It is also worth noting that if the experimental data is too noisy to reliably extract an S-matrix, it could still be used to benchmark theoretical models as a signal could be simulated using the S-matrix obtained from the calculation and compared to the experimental data, mirroring an approach used previously when studying rotationally inelastic scattering31 where it was not possible to do the two different measurements28 that are required to extract a unique scattering-matrix. If the measured and simulated signals disagree the result would suggest the model is not correct, and if the two agree it would lend support that the model could be correct, although it is unlikely to provide definitive proof of the accuracy as many signals could agree with the measurement within the error bars of the data.

To conclude this section, a comparison of the results obtained by fitting data using the method described above in which the transmission probabilities of the molecules through the second hexapole depends on their mI, mJ state in the first hexapole (which will be described in the following as the new model), and the method of having independent hexapole probabilities characterising the transmission probabilities through the first and second arm of the machine used in previous studies28,32 (referred to as the old model) is presented. Recently published data taken for the specular scattering of H2 from Cu(511) at different surface temperatures29 will be used as an example, where the analysis in that work was performed using the new model. Fig. 7 presents the fits obtained to the measurement (black line) using the new model (red dashed line) and the old model (blue dotted line) for a B1 scan at B2 = 0 gauss metre (top row) and a B1 scan at B2 = 11.2 gauss metre (second row) for a surface temperature of 200 K, with the equivalent data measured at a surface temperature of 550 K being shown in the third and fourth rows. The left column presents all the data, whereas the right column shows a magnification of the central oscillation. The fits to the data in both cases are very good, but as can be seen the fit to the data using the new model tends to be slightly better than that of using the old model. In ref. 29 it was concluded that the rotational selectivity and rotational polarisation (see eqn (7) and (8) in ref. 29 for the definition of these quantities) decreased as the surface temperature increased. Table 2 presents the values of these parameters at the two surface temperatures obtained from the fits to the measured data using the two different hexapole probability models. As can be seen, the trends in the rotational selectivity and rotational polarisation are the same regardless of which model is used to describe the hexapole probabilities when analysing the data, i.e., both decrease as the surface temperature is increased, meaning had the old model been used it would not have affected the conclusions of that work.

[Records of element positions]
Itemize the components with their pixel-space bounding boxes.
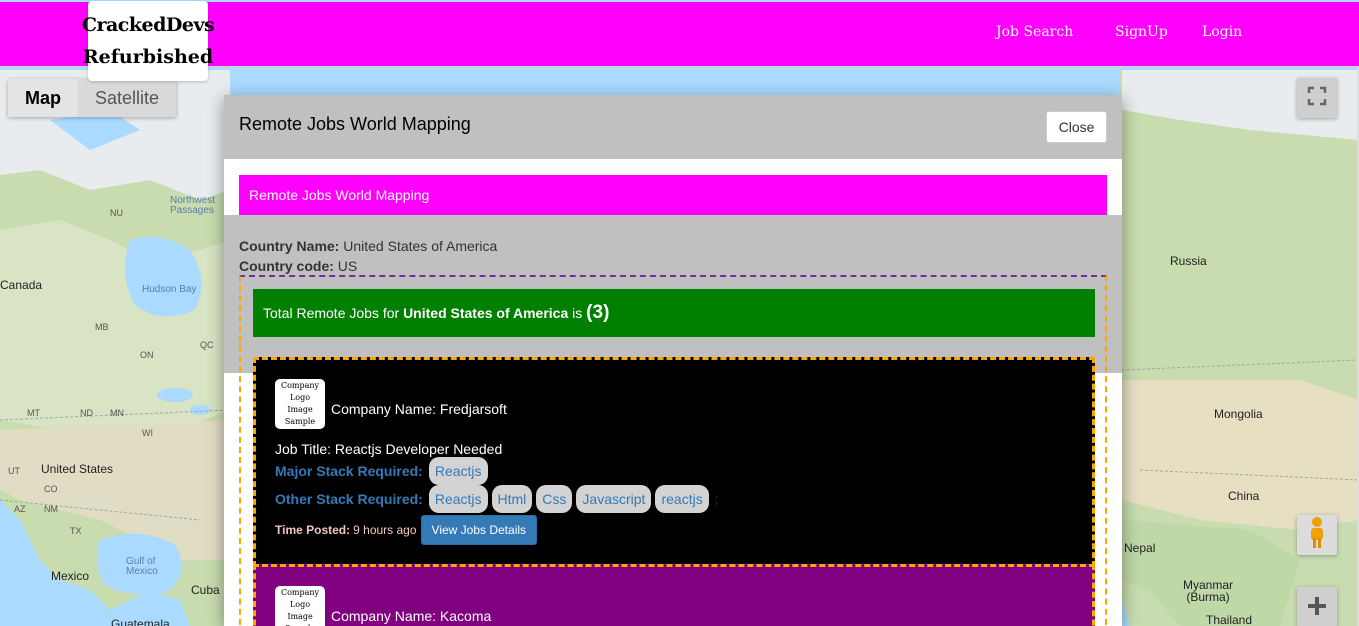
- map-label-mt: MT: [27, 408, 40, 418]
- map-label-russia: Russia: [1170, 254, 1207, 268]
- jobs-modal: Remote Jobs World Mapping Close Remote J…: [224, 95, 1122, 626]
- jobs-container: Total Remote Jobs for United States of A…: [239, 275, 1107, 626]
- company-name: Company Name: Fredjarsoft: [331, 401, 507, 417]
- street-view-button[interactable]: [1297, 515, 1337, 555]
- zoom-in-button[interactable]: [1297, 587, 1337, 626]
- company-logo: Company Logo Image Sample: [275, 586, 325, 626]
- time-posted-label: Time Posted:: [275, 523, 351, 537]
- map-label-mongolia: Mongolia: [1214, 407, 1263, 421]
- map-label-mexico: Mexico: [51, 569, 90, 583]
- other-stack-label: Other Stack Required:: [275, 491, 423, 507]
- map-label-thailand: Thailand: [1206, 613, 1253, 626]
- country-code-value: US: [337, 258, 358, 274]
- total-prefix: Total Remote Jobs for: [263, 305, 400, 321]
- map-type-satellite-button[interactable]: Satellite: [78, 79, 177, 117]
- map-label-united-states: United States: [41, 462, 114, 476]
- job-title: Job Title: Reactjs Developer Needed: [275, 441, 503, 457]
- map-label-co: CO: [44, 484, 58, 494]
- stack-tag[interactable]: Javascript: [576, 485, 652, 513]
- company-logo-line-2: Image Sample: [285, 612, 315, 626]
- company-name: Company Name: Kacoma: [331, 608, 492, 624]
- pegman-icon: [1307, 516, 1327, 555]
- job-card: Company Logo Image Sample Company Name: …: [253, 564, 1095, 626]
- map-label-northwest-passages: Northwest Passages: [170, 195, 216, 216]
- company-logo: Company Logo Image Sample: [275, 379, 325, 429]
- modal-title: Remote Jobs World Mapping: [239, 114, 471, 134]
- fullscreen-icon: [1307, 86, 1327, 111]
- time-posted-row: Time Posted: 9 hours ago View Jobs Detai…: [275, 515, 538, 545]
- country-code-label: Country code:: [239, 258, 334, 274]
- map-label-nepal: Nepal: [1124, 541, 1156, 555]
- modal-body: Remote Jobs World Mapping Country Name: …: [224, 159, 1122, 626]
- nav-signup[interactable]: SignUp: [1115, 24, 1168, 40]
- map-label-qc: QC: [200, 340, 214, 350]
- country-info: Country Name: United States of America C…: [239, 236, 497, 276]
- nav-login[interactable]: Login: [1202, 24, 1242, 40]
- logo-line-1: CrackedDevs: [81, 14, 215, 36]
- major-stack-row: Major Stack Required: Reactjs: [275, 457, 492, 485]
- logo-line-2: Refurbished: [82, 46, 214, 68]
- map-label-hudson-bay: Hudson Bay: [142, 284, 197, 295]
- map-label-mn: MN: [110, 408, 124, 418]
- country-code-row: Country code: US: [239, 256, 497, 276]
- country-name-label: Country Name:: [239, 238, 340, 254]
- total-country: United States of America: [403, 305, 569, 321]
- close-button[interactable]: Close: [1046, 111, 1107, 143]
- map-type-map-button[interactable]: Map: [8, 79, 78, 117]
- stack-tag[interactable]: Reactjs: [428, 485, 488, 513]
- map-type-control: Map Satellite: [8, 79, 177, 117]
- other-stack-row: Other Stack Required: Reactjs Html Css J…: [275, 485, 719, 513]
- map-label-nm: NM: [44, 504, 58, 514]
- total-count: (3): [586, 302, 610, 323]
- map-label-mb: MB: [95, 322, 109, 332]
- map-label-myanmar: Myanmar (Burma): [1182, 578, 1233, 604]
- stack-separator: ;: [714, 491, 719, 507]
- map-label-cuba: Cuba: [191, 583, 220, 597]
- map-label-nd: ND: [80, 408, 93, 418]
- stack-tag[interactable]: Reactjs: [428, 457, 488, 485]
- map-label-tx: TX: [70, 526, 82, 536]
- stack-tag[interactable]: Css: [536, 485, 573, 513]
- view-job-details-button[interactable]: View Jobs Details: [420, 515, 538, 545]
- major-stack-label: Major Stack Required:: [275, 463, 423, 479]
- stack-tag[interactable]: reactjs: [655, 485, 709, 513]
- map-label-canada: Canada: [0, 278, 43, 292]
- map-label-china: China: [1228, 489, 1260, 503]
- map-label-az: AZ: [14, 504, 26, 514]
- site-logo[interactable]: CrackedDevs Refurbished: [82, 1, 215, 81]
- map-label-guatemala: Guatemala: [111, 617, 170, 626]
- company-logo-line-2: Image Sample: [284, 405, 316, 426]
- company-logo-line-1: Company Logo: [280, 588, 320, 609]
- map-label-wi: WI: [142, 428, 153, 438]
- total-jobs-bar: Total Remote Jobs for United States of A…: [253, 289, 1095, 337]
- country-name-row: Country Name: United States of America: [239, 236, 497, 256]
- company-logo-line-1: Company Logo: [280, 381, 320, 402]
- job-card: Company Logo Image Sample Company Name: …: [253, 357, 1095, 567]
- stack-tag[interactable]: Html: [491, 485, 533, 513]
- zoom-in-icon: [1307, 590, 1327, 624]
- fullscreen-button[interactable]: [1297, 78, 1337, 118]
- map-label-on: ON: [140, 350, 154, 360]
- modal-banner: Remote Jobs World Mapping: [239, 175, 1107, 215]
- modal-header: Remote Jobs World Mapping Close: [224, 95, 1122, 159]
- map-label-gulf-of-mexico: Gulf of Mexico: [126, 556, 158, 577]
- total-is: is: [572, 305, 583, 321]
- map-label-nu: NU: [110, 208, 123, 218]
- map-label-ut: UT: [8, 466, 20, 476]
- country-name-value: United States of America: [343, 238, 498, 254]
- nav-job-search[interactable]: Job Search: [996, 24, 1073, 40]
- time-posted-value: 9 hours ago: [353, 523, 417, 537]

DIRECTIVES ▸
[A] Answer these questions using the scattering text:
(i) What name does the text give to the method with independent hexapole probabilities for the first and second arm of the machine?
(ii) At which two surface temperatures was the H2 data shown in Fig. 7 taken?
(iii) What did ref. 29 conclude happened to rotational selectivity and rotational polarisation as surface temperature increased?
[B] List every line style that the scattering text assigns in Fig. 7, and give what each one represents.

SOLUTIONS TO EACH TASK ▸
[A]
(i) The old model.
(ii) 200 K and 550 K.
(iii) Both decreased.

[B]
- Black line: the measurement
- Red dashed line: the fit using the new model
- Blue dotted line: the fit using the old model